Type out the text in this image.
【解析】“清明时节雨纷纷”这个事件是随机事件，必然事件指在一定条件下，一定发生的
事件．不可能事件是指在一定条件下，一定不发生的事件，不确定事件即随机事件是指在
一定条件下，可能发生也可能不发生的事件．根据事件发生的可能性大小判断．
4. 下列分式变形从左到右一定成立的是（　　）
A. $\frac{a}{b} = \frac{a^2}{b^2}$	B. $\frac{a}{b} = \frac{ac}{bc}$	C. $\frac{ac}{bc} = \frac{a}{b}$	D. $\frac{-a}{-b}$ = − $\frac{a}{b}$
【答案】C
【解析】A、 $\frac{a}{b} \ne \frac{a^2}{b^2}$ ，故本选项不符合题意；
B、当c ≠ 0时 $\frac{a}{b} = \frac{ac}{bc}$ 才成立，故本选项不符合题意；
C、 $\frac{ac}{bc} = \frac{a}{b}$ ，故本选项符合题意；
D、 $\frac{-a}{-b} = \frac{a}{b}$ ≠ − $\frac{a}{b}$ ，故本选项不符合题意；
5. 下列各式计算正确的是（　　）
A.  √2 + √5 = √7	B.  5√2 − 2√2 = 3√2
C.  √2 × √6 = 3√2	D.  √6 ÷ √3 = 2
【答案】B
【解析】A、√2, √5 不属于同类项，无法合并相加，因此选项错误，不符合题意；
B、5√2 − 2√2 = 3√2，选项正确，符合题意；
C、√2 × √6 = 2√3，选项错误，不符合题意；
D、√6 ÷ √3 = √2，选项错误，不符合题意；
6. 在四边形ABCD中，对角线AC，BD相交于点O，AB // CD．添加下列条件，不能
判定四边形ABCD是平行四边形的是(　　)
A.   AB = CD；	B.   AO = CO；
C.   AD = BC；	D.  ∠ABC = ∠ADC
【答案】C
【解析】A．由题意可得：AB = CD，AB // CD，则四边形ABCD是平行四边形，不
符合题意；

—————

#### EXERCISE DESCRIPTION
All of the data above should be transcribed exactly.

#### WRITTEN RESPONSE
Type out the text in this image.
【解析】“清明时节雨纷纷”这个事件是随机事件，必然事件指在一定条件下，一定发生的
事件．不可能事件是指在一定条件下，一定不发生的事件，不确定事件即随机事件是指在
一定条件下，可能发生也可能不发生的事件．根据事件发生的可能性大小判断．
4. 下列分式变形从左到右一定成立的是（　　）
A. $\frac{a}{b} = \frac{a^2}{b^2}$	B. $\frac{a}{b} = \frac{ac}{bc}$	C. $\frac{ac}{bc} = \frac{a}{b}$	D. $\frac{-a}{-b}$ = − $\frac{a}{b}$
【答案】C
【解析】A、 $\frac{a}{b} \ne \frac{a^2}{b^2}$ ，故本选项不符合题意；
B、当c ≠ 0时 $\frac{a}{b} = \frac{ac}{bc}$ 才成立，故本选项不符合题意；
C、 $\frac{ac}{bc} = \frac{a}{b}$ ，故本选项符合题意；
D、 $\frac{-a}{-b} = \frac{a}{b}$ ≠ − $\frac{a}{b}$ ，故本选项不符合题意；
5. 下列各式计算正确的是（　　）
A.  √2 + √5 = √7	B.  5√2 − 2√2 = 3√2
C.  √2 × √6 = 3√2	D.  √6 ÷ √3 = 2
【答案】B
【解析】A、√2, √5 不属于同类项，无法合并相加，因此选项错误，不符合题意；
B、5√2 − 2√2 = 3√2，选项正确，符合题意；
C、√2 × √6 = 2√3，选项错误，不符合题意；
D、√6 ÷ √3 = √2，选项错误，不符合题意；
6. 在四边形ABCD中，对角线AC，BD相交于点O，AB // CD．添加下列条件，不能
判定四边形ABCD是平行四边形的是(　　)
A.   AB = CD；	B.   AO = CO；
C.   AD = BC；	D.  ∠ABC = ∠ADC
【答案】C
【解析】A．由题意可得：AB = CD，AB // CD，则四边形ABCD是平行四边形，不
符合题意；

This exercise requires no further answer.